> WRITTEN REQUEST:
Set down all of the entries word for word, omitting the images they contain.

[START EXTRACTED RECORDS]

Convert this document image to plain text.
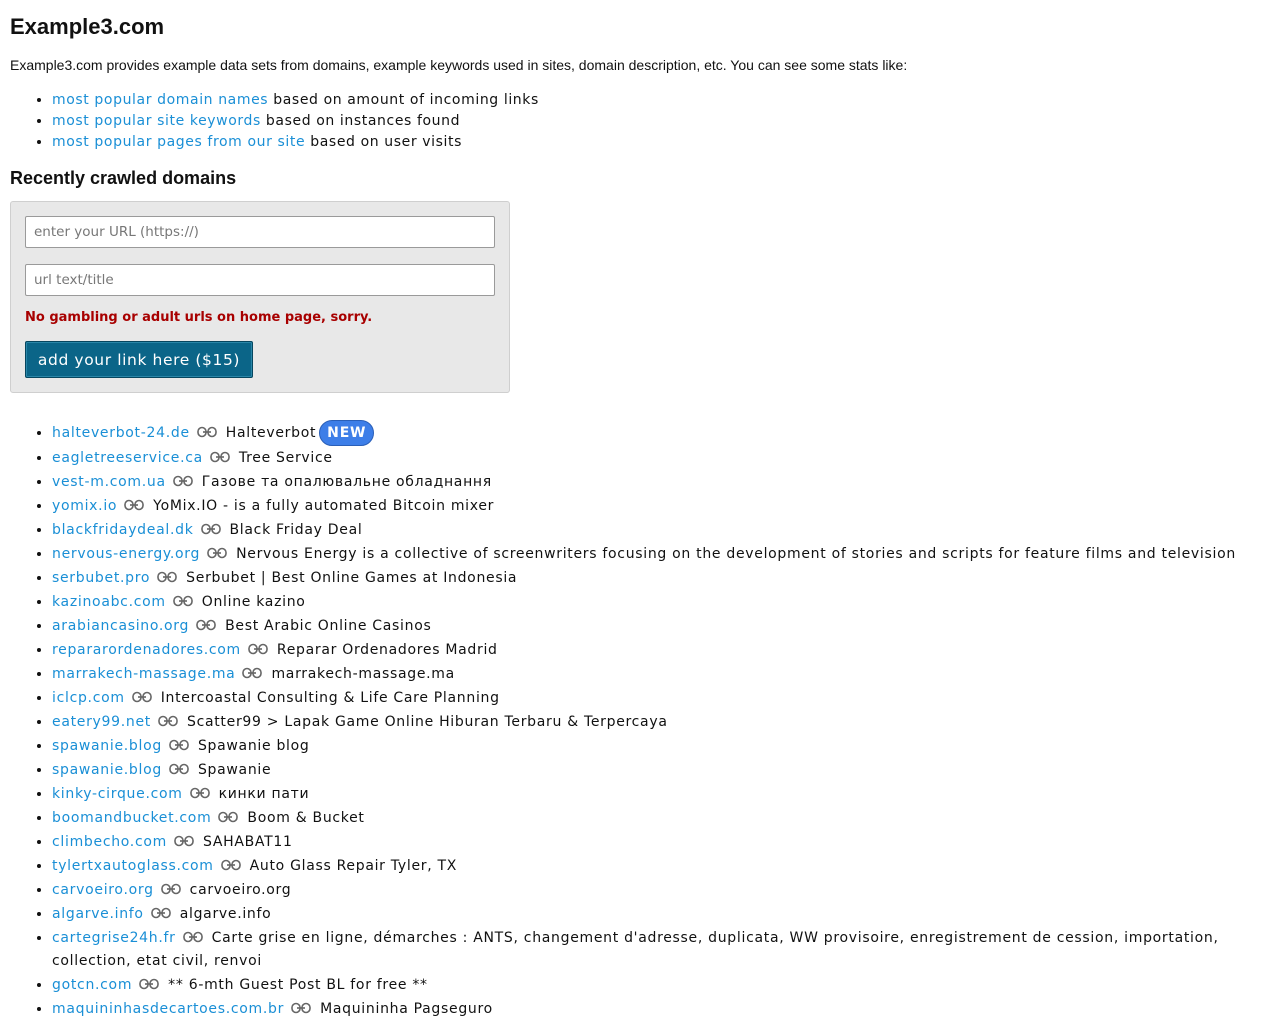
Example3.com

Example3.com provides example data sets from domains, example keywords used in sites, domain description, etc. You can see some stats like:

• most popular domain names based on amount of incoming links
• most popular site keywords based on instances found
• most popular pages from our site based on user visits
Recently crawled domains
enter your URL (https://)
url text/title
No gambling or adult urls on home page, sorry.
add your link here ($15)
• halteverbot-24.de	Halteverbot NEW
• eagletreeservice.ca	Tree Service
• vest-m.com.ua	Газове та опалювальне обладнання
• yomix.io	YoMix.IO - is a fully automated Bitcoin mixer
• blackfridaydeal.dk	Black Friday Deal
• nervous-energy.org	Nervous Energy is a collective of screenwriters focusing on the development of stories and scripts for feature films and television
• serbubet.pro	Serbubet | Best Online Games at Indonesia
• kazinoabc.com	Online kazino
• arabiancasino.org	Best Arabic Online Casinos
• repararordenadores.com	Reparar Ordenadores Madrid
• marrakech-massage.ma	marrakech-massage.ma
• iclcp.com	Intercoastal Consulting & Life Care Planning
• eatery99.net	Scatter99 > Lapak Game Online Hiburan Terbaru & Terpercaya
• spawanie.blog	Spawanie blog
• spawanie.blog	Spawanie
• kinky-cirque.com	кинки пати
• boomandbucket.com	Boom & Bucket
• climbecho.com	SAHABAT11
• tylertxautoglass.com	Auto Glass Repair Tyler, TX
• carvoeiro.org	carvoeiro.org
• algarve.info	algarve.info
• cartegrise24h.fr	Carte grise en ligne, démarches : ANTS, changement d'adresse, duplicata, WW provisoire, enregistrement de cession, importation, collection, etat civil, renvoi
• gotcn.com	** 6-mth Guest Post BL for free **
• maquininhasdecartoes.com.br	Maquininha Pagseguro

[END EXTRACTED RECORDS]

> SOLUTION TO THIS PROBLEM:
Convert this document image to plain text.
Example3.com

Example3.com provides example data sets from domains, example keywords used in sites, domain description, etc. You can see some stats like:

• most popular domain names based on amount of incoming links
• most popular site keywords based on instances found
• most popular pages from our site based on user visits
Recently crawled domains
enter your URL (https://)
url text/title
No gambling or adult urls on home page, sorry.
add your link here ($15)
• halteverbot-24.de	Halteverbot NEW
• eagletreeservice.ca	Tree Service
• vest-m.com.ua	Газове та опалювальне обладнання
• yomix.io	YoMix.IO - is a fully automated Bitcoin mixer
• blackfridaydeal.dk	Black Friday Deal
• nervous-energy.org	Nervous Energy is a collective of screenwriters focusing on the development of stories and scripts for feature films and television
• serbubet.pro	Serbubet | Best Online Games at Indonesia
• kazinoabc.com	Online kazino
• arabiancasino.org	Best Arabic Online Casinos
• repararordenadores.com	Reparar Ordenadores Madrid
• marrakech-massage.ma	marrakech-massage.ma
• iclcp.com	Intercoastal Consulting & Life Care Planning
• eatery99.net	Scatter99 > Lapak Game Online Hiburan Terbaru & Terpercaya
• spawanie.blog	Spawanie blog
• spawanie.blog	Spawanie
• kinky-cirque.com	кинки пати
• boomandbucket.com	Boom & Bucket
• climbecho.com	SAHABAT11
• tylertxautoglass.com	Auto Glass Repair Tyler, TX
• carvoeiro.org	carvoeiro.org
• algarve.info	algarve.info
• cartegrise24h.fr	Carte grise en ligne, démarches : ANTS, changement d'adresse, duplicata, WW provisoire, enregistrement de cession, importation, collection, etat civil, renvoi
• gotcn.com	** 6-mth Guest Post BL for free **
• maquininhasdecartoes.com.br	Maquininha Pagseguro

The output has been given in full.